*WRITTEN REQUEST*:
Copy every line of the material below without any changes, but leave the pictures out.

start DATA ROWS

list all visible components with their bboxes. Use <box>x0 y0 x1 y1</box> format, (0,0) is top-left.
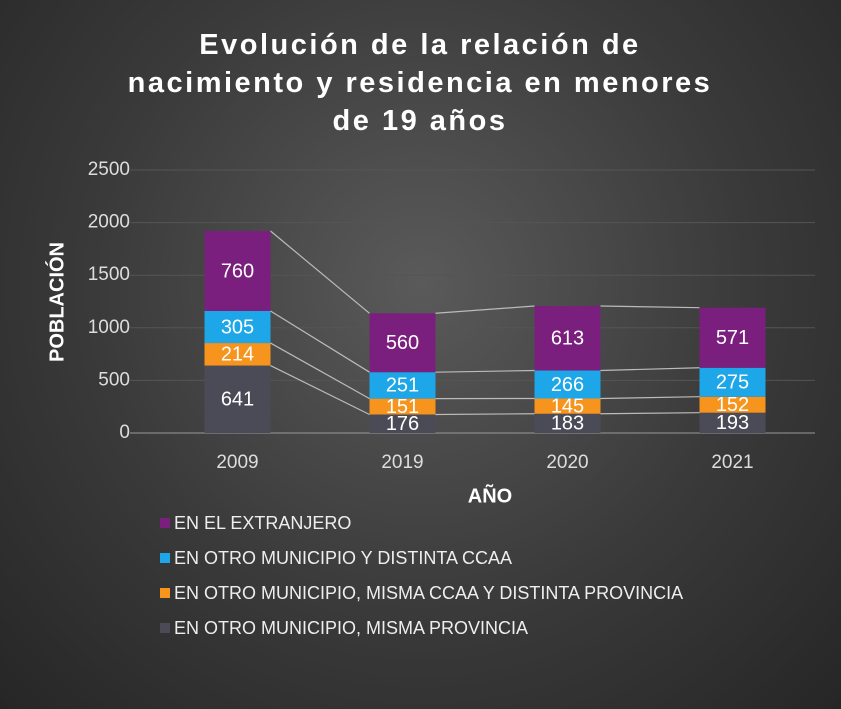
data-label: 251 <box>386 375 419 397</box>
bar-segment <box>534 370 601 399</box>
legend-label: EN EL EXTRANJERO <box>174 513 351 533</box>
bar-segment <box>699 367 766 397</box>
data-label: 760 <box>221 260 254 282</box>
legend-swatch <box>160 518 170 528</box>
bar-segment <box>534 413 601 433</box>
bar-segment <box>534 306 601 371</box>
data-label: 214 <box>221 344 254 366</box>
x-tick-label: 2021 <box>711 452 753 473</box>
x-tick-label: 2020 <box>546 452 588 473</box>
legend-swatch <box>160 553 170 563</box>
data-label: 151 <box>386 396 419 418</box>
series-line <box>600 367 700 372</box>
bar-segment <box>699 412 766 433</box>
bar-segment <box>369 372 436 399</box>
bar-segment <box>699 307 766 368</box>
x-axis-label: AÑO <box>468 484 512 507</box>
series-line <box>435 369 535 373</box>
legend-swatch <box>160 588 170 598</box>
data-label: 152 <box>716 394 749 416</box>
y-tick-label: 2500 <box>88 159 130 180</box>
bar-segment <box>369 313 436 373</box>
series-line <box>270 365 370 416</box>
bar-segment <box>699 396 766 413</box>
data-label: 266 <box>551 374 584 396</box>
data-label: 571 <box>716 327 749 349</box>
data-label: 176 <box>386 413 419 435</box>
legend-label: EN OTRO MUNICIPIO, MISMA CCAA Y DISTINTA… <box>174 583 683 603</box>
series-line <box>270 230 370 314</box>
y-tick-label: 1500 <box>88 264 130 285</box>
data-label: 641 <box>221 389 254 411</box>
series-line <box>270 310 370 373</box>
series-line <box>600 396 700 400</box>
x-tick-label: 2019 <box>381 452 423 473</box>
y-tick-label: 500 <box>98 369 130 390</box>
bar-segment <box>204 310 271 344</box>
data-label: 275 <box>716 372 749 394</box>
data-label: 183 <box>551 413 584 435</box>
legend-label: EN OTRO MUNICIPIO Y DISTINTA CCAA <box>174 548 512 568</box>
series-line <box>600 412 700 415</box>
series-line <box>600 305 700 309</box>
legend-label: EN OTRO MUNICIPIO, MISMA PROVINCIA <box>174 618 528 638</box>
legend-swatch <box>160 623 170 633</box>
data-label: 305 <box>221 316 254 338</box>
bar-segment <box>204 365 271 433</box>
y-axis-label: POBLACIÓN <box>44 242 68 362</box>
data-label: 560 <box>386 332 419 354</box>
x-tick-label: 2009 <box>216 452 258 473</box>
data-label: 613 <box>551 328 584 350</box>
series-line <box>435 413 535 416</box>
data-label: 145 <box>551 395 584 417</box>
data-label: 193 <box>716 412 749 434</box>
bar-segment <box>204 343 271 366</box>
bar-segment <box>369 414 436 433</box>
y-tick-label: 0 <box>119 422 130 443</box>
y-tick-label: 2000 <box>88 212 130 233</box>
y-tick-label: 1000 <box>88 317 130 338</box>
chart-title: Evolución de la relación de nacimiento y… <box>127 29 713 137</box>
series-line <box>435 305 535 314</box>
bar-segment <box>369 398 436 415</box>
series-line <box>270 342 370 400</box>
bar-segment <box>534 398 601 414</box>
bar-segment <box>204 231 271 311</box>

end DATA ROWS

*RESPONSE TO THIS EXERCISE*:
list all visible components with their bboxes. Use <box>x0 y0 x1 y1</box> format, (0,0) is top-left.
data-label: 251 <box>386 375 419 397</box>
bar-segment <box>534 370 601 399</box>
legend-label: EN EL EXTRANJERO <box>174 513 351 533</box>
bar-segment <box>699 367 766 397</box>
data-label: 760 <box>221 260 254 282</box>
legend-swatch <box>160 518 170 528</box>
bar-segment <box>534 413 601 433</box>
bar-segment <box>534 306 601 371</box>
data-label: 214 <box>221 344 254 366</box>
x-tick-label: 2021 <box>711 452 753 473</box>
x-tick-label: 2020 <box>546 452 588 473</box>
legend-swatch <box>160 553 170 563</box>
data-label: 151 <box>386 396 419 418</box>
series-line <box>600 367 700 372</box>
bar-segment <box>699 412 766 433</box>
bar-segment <box>369 372 436 399</box>
bar-segment <box>699 307 766 368</box>
x-axis-label: AÑO <box>468 484 512 507</box>
series-line <box>435 369 535 373</box>
legend-swatch <box>160 588 170 598</box>
data-label: 152 <box>716 394 749 416</box>
y-tick-label: 2500 <box>88 159 130 180</box>
bar-segment <box>369 313 436 373</box>
series-line <box>270 365 370 416</box>
bar-segment <box>699 396 766 413</box>
data-label: 266 <box>551 374 584 396</box>
data-label: 571 <box>716 327 749 349</box>
data-label: 176 <box>386 413 419 435</box>
legend-label: EN OTRO MUNICIPIO, MISMA CCAA Y DISTINTA… <box>174 583 683 603</box>
series-line <box>270 230 370 314</box>
y-tick-label: 1500 <box>88 264 130 285</box>
data-label: 641 <box>221 389 254 411</box>
series-line <box>270 310 370 373</box>
series-line <box>600 396 700 400</box>
x-tick-label: 2019 <box>381 452 423 473</box>
y-tick-label: 500 <box>98 369 130 390</box>
bar-segment <box>204 310 271 344</box>
data-label: 275 <box>716 372 749 394</box>
data-label: 183 <box>551 413 584 435</box>
legend-label: EN OTRO MUNICIPIO Y DISTINTA CCAA <box>174 548 512 568</box>
series-line <box>600 412 700 415</box>
series-line <box>600 305 700 309</box>
legend-label: EN OTRO MUNICIPIO, MISMA PROVINCIA <box>174 618 528 638</box>
legend-swatch <box>160 623 170 633</box>
data-label: 305 <box>221 316 254 338</box>
bar-segment <box>204 365 271 433</box>
y-axis-label: POBLACIÓN <box>44 242 68 362</box>
data-label: 560 <box>386 332 419 354</box>
x-tick-label: 2009 <box>216 452 258 473</box>
data-label: 613 <box>551 328 584 350</box>
series-line <box>435 413 535 416</box>
data-label: 145 <box>551 395 584 417</box>
data-label: 193 <box>716 412 749 434</box>
bar-segment <box>204 343 271 366</box>
bar-segment <box>369 414 436 433</box>
y-tick-label: 0 <box>119 422 130 443</box>
y-tick-label: 2000 <box>88 212 130 233</box>
y-tick-label: 1000 <box>88 317 130 338</box>
chart-title: Evolución de la relación de nacimiento y… <box>127 29 713 137</box>
series-line <box>435 305 535 314</box>
bar-segment <box>369 398 436 415</box>
series-line <box>270 342 370 400</box>
bar-segment <box>534 398 601 414</box>
bar-segment <box>204 231 271 311</box>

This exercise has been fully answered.